— Task details —
Work out the number of lines with "this" in them. Reply with that number and no other words.

[Figure record listings]
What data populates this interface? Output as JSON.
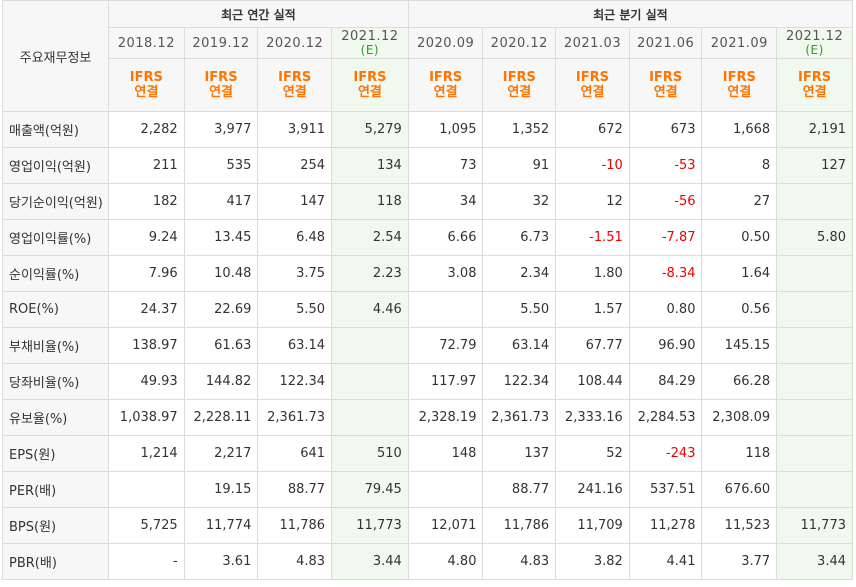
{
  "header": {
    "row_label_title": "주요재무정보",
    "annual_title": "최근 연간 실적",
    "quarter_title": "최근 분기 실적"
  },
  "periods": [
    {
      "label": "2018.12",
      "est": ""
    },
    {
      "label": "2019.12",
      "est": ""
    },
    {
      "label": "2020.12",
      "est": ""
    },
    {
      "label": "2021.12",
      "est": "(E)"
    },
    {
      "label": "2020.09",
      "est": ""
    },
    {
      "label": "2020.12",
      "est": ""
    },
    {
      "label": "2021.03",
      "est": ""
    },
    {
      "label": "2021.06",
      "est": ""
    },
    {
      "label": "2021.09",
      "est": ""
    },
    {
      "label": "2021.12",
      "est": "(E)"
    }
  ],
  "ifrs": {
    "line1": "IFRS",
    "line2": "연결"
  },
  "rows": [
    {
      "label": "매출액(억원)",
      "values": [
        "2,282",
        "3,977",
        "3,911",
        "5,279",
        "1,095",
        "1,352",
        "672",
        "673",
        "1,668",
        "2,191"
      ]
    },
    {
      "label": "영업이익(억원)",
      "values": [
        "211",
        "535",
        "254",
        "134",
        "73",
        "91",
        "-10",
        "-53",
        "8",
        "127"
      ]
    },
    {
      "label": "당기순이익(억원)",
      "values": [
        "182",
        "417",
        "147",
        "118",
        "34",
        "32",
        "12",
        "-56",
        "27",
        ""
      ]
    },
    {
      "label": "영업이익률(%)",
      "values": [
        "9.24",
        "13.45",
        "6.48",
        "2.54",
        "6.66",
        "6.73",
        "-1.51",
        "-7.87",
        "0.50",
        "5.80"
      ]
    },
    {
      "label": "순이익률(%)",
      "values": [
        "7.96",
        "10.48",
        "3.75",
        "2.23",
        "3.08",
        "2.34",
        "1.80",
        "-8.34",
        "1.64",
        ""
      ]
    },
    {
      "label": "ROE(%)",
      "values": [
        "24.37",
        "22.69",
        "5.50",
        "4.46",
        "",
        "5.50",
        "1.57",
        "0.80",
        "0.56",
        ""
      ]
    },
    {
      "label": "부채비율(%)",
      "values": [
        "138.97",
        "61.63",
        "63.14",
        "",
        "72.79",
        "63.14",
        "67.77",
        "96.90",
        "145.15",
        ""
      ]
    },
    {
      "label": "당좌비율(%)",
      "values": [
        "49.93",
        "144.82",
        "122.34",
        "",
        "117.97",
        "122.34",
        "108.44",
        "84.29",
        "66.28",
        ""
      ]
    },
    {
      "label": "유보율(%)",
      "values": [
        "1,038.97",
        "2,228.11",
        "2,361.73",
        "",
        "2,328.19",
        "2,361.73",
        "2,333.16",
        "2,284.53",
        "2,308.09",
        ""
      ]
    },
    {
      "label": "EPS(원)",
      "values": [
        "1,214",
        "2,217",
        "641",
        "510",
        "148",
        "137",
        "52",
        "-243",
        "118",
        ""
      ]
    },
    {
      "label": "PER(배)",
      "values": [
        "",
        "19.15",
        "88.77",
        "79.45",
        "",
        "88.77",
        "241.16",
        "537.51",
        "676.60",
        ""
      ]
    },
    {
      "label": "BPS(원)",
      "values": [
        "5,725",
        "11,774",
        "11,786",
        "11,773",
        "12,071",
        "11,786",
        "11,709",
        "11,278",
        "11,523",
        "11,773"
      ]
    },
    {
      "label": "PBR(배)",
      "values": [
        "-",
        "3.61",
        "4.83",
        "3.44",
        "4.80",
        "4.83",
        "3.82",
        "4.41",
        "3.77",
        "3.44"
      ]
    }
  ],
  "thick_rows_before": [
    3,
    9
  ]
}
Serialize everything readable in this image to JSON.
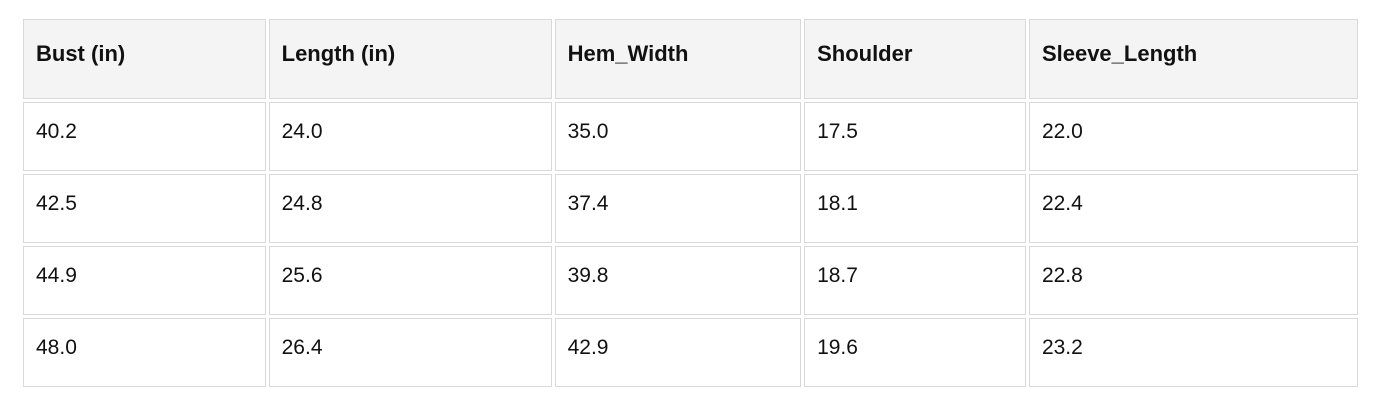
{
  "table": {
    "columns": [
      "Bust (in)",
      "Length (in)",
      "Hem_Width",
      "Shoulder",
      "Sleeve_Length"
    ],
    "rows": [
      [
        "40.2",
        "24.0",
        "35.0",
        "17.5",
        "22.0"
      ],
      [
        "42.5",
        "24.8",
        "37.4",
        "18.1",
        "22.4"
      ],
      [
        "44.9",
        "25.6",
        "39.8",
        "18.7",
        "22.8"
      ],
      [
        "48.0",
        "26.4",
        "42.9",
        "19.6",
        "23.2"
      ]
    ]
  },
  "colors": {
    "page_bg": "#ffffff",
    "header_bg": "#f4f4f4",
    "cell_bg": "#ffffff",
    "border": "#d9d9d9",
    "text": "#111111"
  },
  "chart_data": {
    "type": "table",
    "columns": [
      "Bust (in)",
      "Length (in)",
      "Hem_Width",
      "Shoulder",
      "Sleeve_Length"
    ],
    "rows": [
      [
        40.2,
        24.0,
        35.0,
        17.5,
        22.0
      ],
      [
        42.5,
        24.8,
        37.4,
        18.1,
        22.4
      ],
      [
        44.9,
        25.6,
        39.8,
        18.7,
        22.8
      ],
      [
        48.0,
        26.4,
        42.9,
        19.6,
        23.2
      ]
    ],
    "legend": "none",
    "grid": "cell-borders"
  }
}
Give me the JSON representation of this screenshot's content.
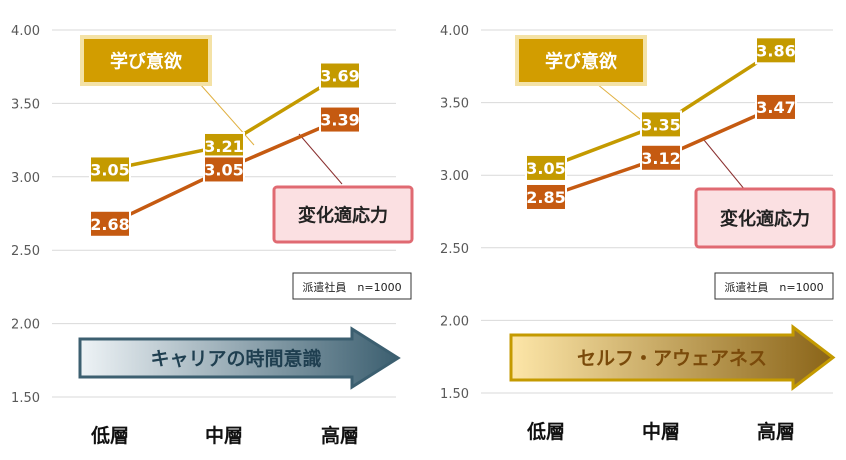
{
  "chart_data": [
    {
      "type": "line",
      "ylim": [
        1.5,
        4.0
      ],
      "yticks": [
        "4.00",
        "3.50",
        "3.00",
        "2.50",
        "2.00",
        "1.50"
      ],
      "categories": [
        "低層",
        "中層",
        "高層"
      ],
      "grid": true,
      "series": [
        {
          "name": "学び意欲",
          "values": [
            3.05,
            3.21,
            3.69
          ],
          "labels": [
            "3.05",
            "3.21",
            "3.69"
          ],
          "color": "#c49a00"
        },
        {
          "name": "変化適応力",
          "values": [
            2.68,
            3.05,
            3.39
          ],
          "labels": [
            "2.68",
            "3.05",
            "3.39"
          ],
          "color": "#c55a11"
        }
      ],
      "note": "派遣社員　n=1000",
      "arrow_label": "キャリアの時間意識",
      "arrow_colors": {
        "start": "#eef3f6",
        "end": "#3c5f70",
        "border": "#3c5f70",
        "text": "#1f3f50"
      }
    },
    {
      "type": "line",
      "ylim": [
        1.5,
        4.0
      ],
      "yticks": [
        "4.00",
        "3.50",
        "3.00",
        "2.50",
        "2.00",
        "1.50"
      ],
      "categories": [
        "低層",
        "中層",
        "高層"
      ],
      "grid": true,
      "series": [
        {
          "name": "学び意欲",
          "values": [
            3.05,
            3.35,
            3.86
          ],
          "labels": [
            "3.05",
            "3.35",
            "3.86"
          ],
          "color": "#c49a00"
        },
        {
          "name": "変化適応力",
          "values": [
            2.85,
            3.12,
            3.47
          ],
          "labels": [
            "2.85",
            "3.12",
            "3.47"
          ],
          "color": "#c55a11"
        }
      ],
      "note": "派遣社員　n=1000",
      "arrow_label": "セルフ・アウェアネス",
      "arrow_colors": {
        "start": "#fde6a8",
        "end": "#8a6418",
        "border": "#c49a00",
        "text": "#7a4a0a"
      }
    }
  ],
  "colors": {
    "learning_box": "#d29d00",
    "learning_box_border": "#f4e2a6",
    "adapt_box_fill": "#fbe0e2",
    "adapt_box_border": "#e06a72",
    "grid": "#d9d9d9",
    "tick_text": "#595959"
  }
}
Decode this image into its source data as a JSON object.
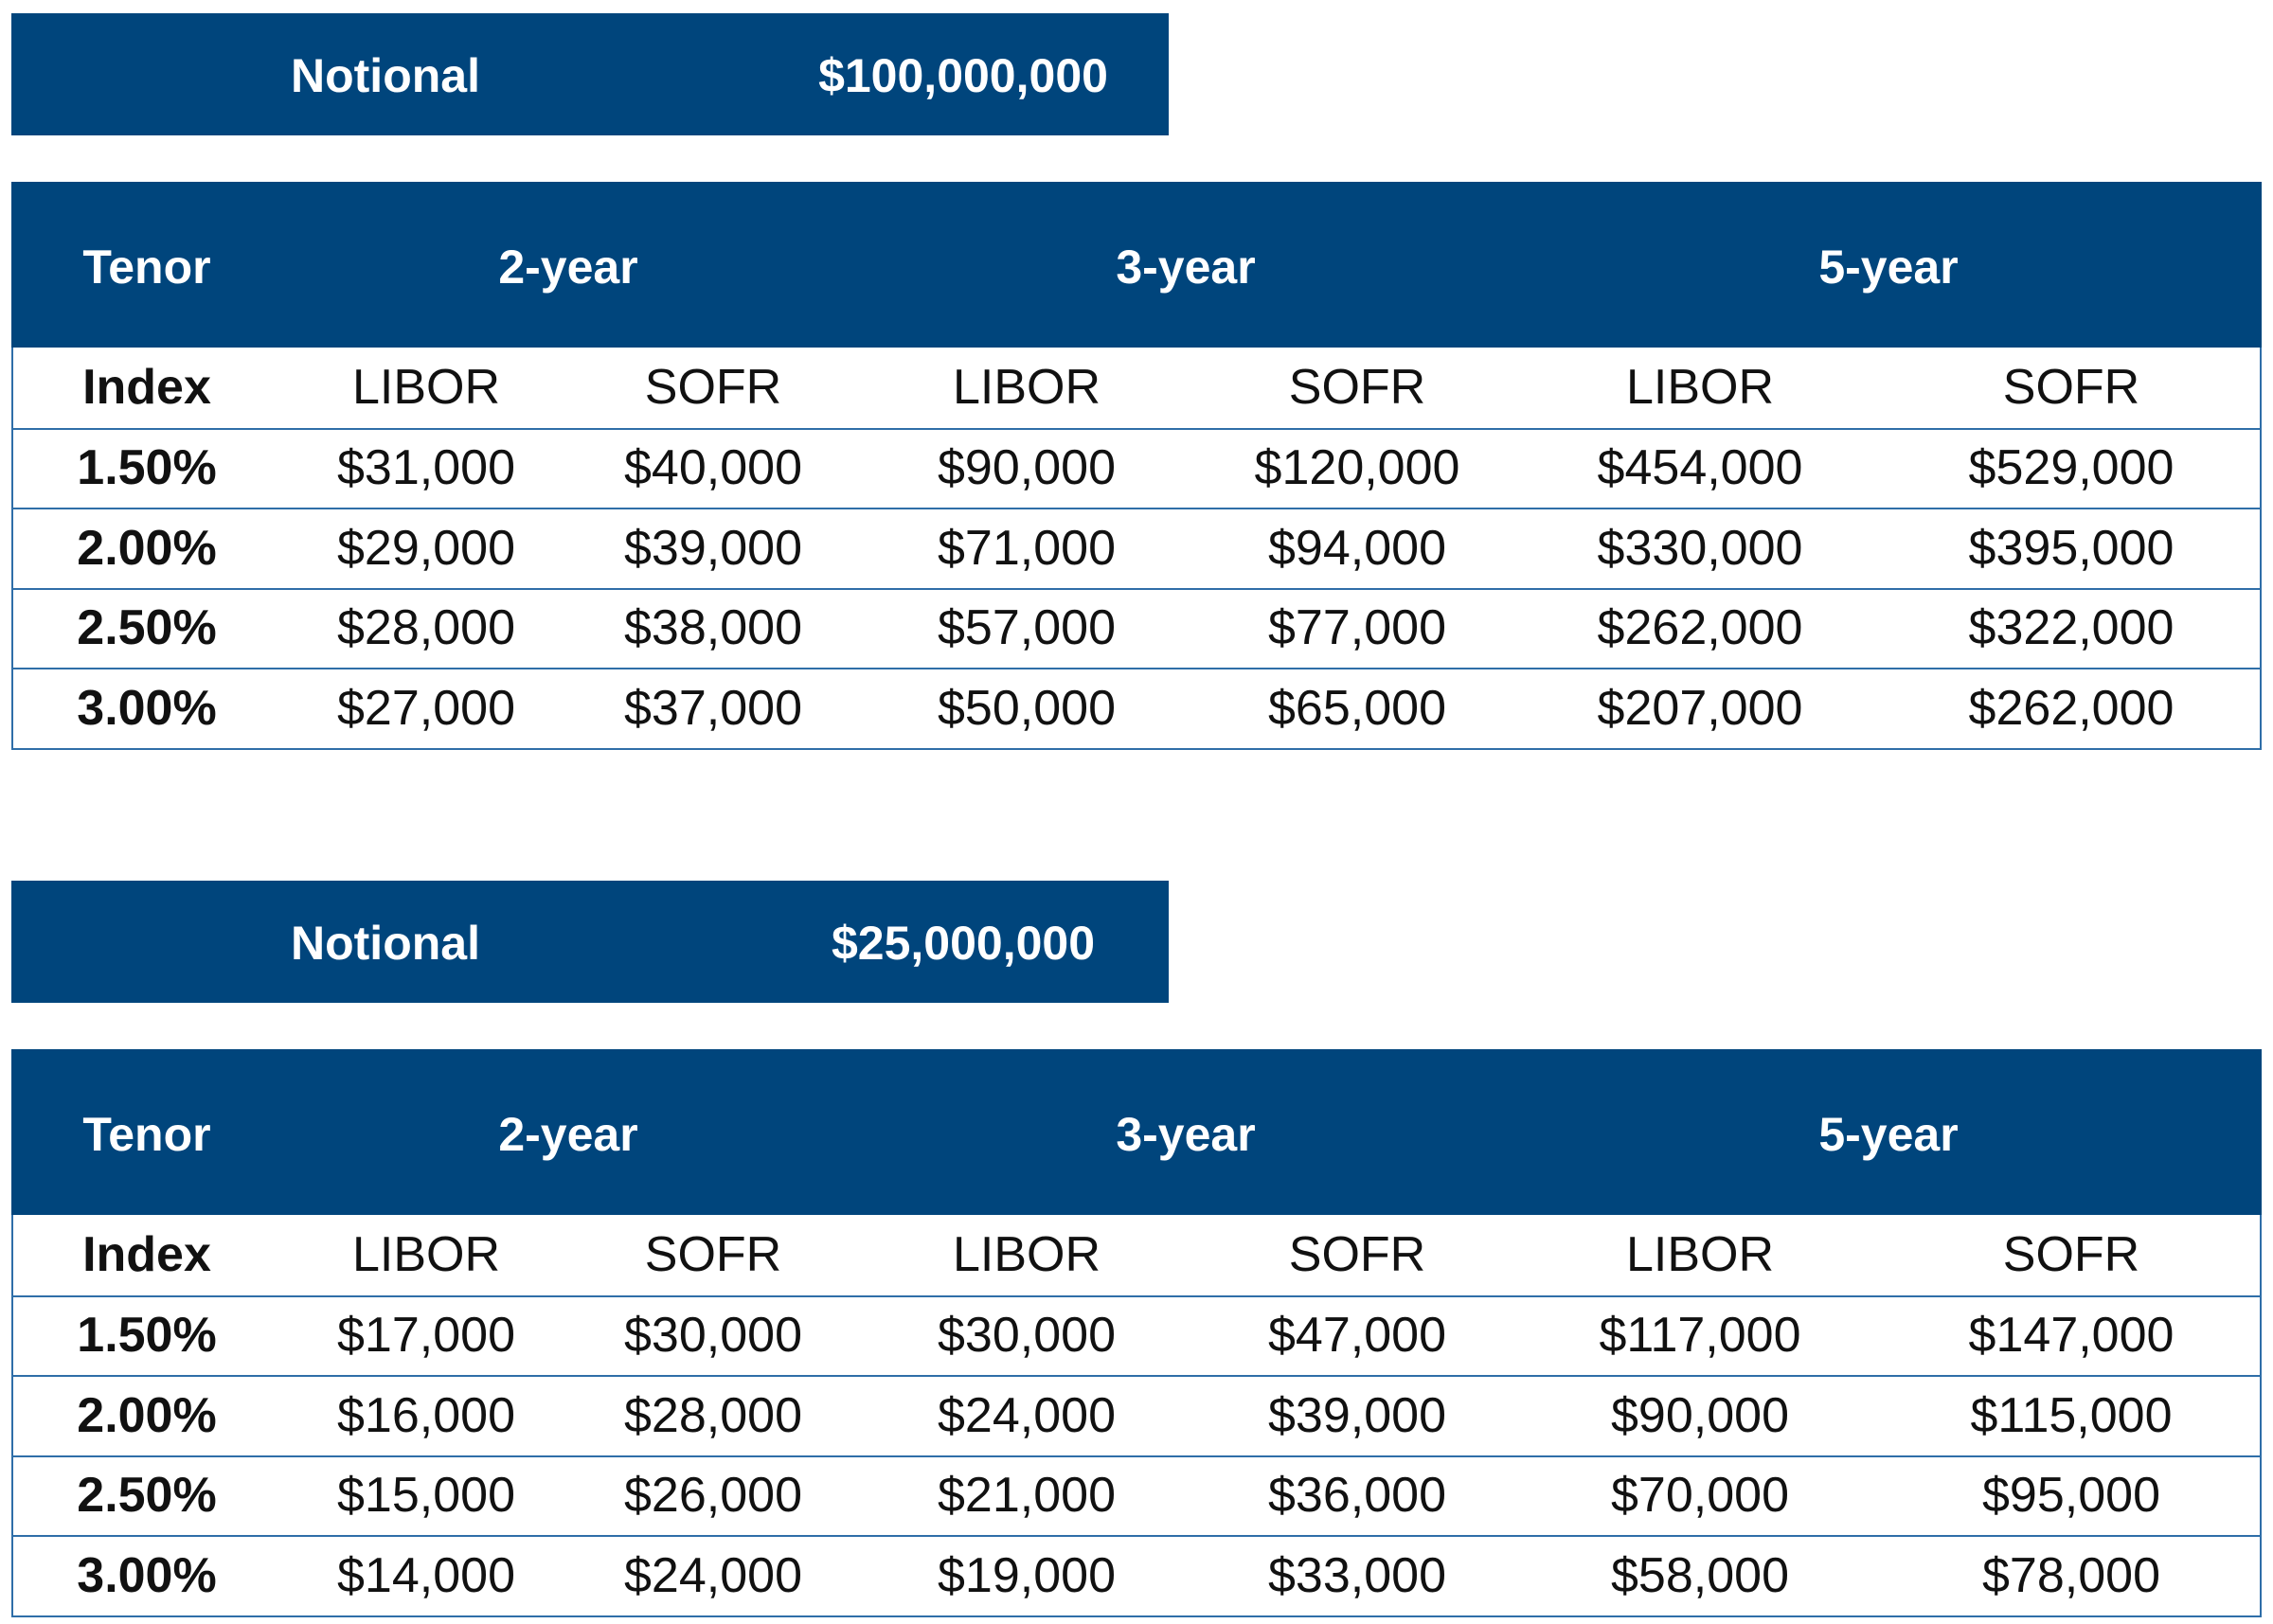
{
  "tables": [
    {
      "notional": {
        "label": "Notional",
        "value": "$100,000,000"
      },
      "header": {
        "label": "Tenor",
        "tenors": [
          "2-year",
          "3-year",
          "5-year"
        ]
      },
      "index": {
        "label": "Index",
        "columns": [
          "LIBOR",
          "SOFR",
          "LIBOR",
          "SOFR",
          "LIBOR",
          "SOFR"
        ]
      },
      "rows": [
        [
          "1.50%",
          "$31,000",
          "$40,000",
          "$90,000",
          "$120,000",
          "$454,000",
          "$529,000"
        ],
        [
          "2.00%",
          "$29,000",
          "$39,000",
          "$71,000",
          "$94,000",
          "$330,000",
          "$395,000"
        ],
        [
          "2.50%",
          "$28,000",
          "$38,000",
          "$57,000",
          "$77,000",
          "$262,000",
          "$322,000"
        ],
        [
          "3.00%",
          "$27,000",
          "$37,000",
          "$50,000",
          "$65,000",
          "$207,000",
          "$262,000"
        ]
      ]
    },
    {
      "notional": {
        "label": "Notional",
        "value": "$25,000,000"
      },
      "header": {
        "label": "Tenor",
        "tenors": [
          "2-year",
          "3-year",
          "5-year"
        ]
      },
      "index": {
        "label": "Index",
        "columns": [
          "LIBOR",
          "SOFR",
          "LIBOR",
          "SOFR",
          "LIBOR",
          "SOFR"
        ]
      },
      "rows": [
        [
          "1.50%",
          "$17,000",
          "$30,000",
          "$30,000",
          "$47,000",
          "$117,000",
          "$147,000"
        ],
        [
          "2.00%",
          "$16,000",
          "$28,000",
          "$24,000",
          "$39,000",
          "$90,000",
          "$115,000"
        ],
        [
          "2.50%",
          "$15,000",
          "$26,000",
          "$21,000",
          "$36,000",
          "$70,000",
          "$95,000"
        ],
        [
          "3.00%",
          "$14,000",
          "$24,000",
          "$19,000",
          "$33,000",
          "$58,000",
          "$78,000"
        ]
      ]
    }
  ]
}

— The solution —
4